> TASK DESCRIPTION
For the entries that follow, tally the lines holding the string "data". Give the total and nothing else.

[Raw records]
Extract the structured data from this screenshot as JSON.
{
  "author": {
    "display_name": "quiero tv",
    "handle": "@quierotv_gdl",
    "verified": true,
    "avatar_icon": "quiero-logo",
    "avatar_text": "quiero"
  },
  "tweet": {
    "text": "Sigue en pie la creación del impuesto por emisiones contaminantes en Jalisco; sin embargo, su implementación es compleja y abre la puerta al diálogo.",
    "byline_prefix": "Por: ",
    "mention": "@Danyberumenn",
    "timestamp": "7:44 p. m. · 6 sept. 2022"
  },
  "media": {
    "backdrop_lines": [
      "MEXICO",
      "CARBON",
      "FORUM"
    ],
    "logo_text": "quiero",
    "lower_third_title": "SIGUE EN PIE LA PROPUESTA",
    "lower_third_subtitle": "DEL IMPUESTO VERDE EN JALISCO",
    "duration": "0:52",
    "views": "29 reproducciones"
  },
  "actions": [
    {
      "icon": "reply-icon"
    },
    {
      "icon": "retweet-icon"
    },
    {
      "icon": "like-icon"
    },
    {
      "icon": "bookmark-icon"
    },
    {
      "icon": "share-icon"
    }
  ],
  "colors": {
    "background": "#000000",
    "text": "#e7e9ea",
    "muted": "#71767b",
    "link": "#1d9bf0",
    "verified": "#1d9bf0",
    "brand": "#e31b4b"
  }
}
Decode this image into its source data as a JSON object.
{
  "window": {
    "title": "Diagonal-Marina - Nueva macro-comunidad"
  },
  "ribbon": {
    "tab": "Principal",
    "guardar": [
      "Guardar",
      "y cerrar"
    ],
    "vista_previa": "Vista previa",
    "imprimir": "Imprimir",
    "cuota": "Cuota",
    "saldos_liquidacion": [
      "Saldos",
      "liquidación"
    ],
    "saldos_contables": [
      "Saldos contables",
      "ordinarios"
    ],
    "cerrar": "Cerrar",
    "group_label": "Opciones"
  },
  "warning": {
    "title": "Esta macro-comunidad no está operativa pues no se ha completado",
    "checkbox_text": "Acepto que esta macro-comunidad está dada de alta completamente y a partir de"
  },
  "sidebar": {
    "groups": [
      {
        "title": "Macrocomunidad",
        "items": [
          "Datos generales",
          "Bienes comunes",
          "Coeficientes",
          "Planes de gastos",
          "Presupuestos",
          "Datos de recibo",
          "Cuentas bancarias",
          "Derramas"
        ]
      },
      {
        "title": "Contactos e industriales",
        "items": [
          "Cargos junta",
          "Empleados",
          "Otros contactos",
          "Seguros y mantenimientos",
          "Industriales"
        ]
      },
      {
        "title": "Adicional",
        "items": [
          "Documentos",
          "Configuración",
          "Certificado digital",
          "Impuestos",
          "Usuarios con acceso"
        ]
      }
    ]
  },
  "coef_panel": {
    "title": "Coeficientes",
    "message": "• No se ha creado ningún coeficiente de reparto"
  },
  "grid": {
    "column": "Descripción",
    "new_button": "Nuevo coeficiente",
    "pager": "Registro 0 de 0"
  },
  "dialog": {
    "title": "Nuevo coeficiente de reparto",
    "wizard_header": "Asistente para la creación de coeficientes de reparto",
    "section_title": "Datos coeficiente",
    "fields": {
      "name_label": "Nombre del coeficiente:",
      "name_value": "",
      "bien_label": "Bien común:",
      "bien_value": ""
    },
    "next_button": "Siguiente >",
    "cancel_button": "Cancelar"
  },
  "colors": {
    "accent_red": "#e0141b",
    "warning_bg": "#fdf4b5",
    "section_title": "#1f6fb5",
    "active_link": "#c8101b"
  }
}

> SOLUTION BELOW
2